Written instruction: Read the records and gather each line that includes "principles".

(Data entries)
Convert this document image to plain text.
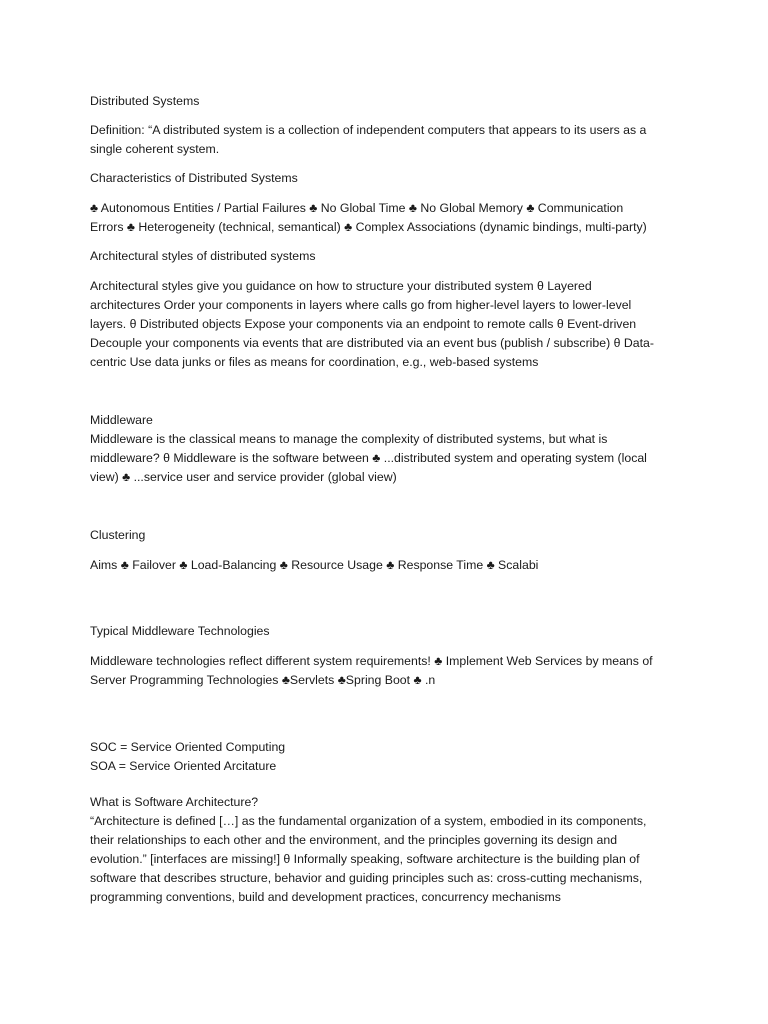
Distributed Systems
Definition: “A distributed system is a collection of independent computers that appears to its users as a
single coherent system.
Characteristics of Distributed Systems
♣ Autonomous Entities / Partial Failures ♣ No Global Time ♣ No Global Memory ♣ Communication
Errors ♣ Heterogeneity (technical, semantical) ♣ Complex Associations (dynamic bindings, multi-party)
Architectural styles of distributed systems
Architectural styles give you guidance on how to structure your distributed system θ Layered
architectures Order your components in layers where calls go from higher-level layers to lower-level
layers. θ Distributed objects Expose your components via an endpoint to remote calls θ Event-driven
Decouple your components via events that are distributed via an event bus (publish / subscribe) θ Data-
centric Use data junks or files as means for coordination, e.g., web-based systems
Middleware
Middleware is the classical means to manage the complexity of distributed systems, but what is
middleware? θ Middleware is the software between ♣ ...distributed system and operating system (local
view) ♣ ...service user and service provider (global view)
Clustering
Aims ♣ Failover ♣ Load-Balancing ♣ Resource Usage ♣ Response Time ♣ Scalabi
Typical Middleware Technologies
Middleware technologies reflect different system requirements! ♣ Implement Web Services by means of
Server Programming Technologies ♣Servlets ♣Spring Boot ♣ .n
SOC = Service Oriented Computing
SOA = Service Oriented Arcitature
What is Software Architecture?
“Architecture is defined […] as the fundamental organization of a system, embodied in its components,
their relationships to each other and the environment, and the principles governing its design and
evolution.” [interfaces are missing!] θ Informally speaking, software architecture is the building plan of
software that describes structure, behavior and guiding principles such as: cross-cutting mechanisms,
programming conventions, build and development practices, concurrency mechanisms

Exercise result:
their relationships to each other and the environment, and the principles governing its design and
software that describes structure, behavior and guiding principles such as: cross-cutting mechanisms,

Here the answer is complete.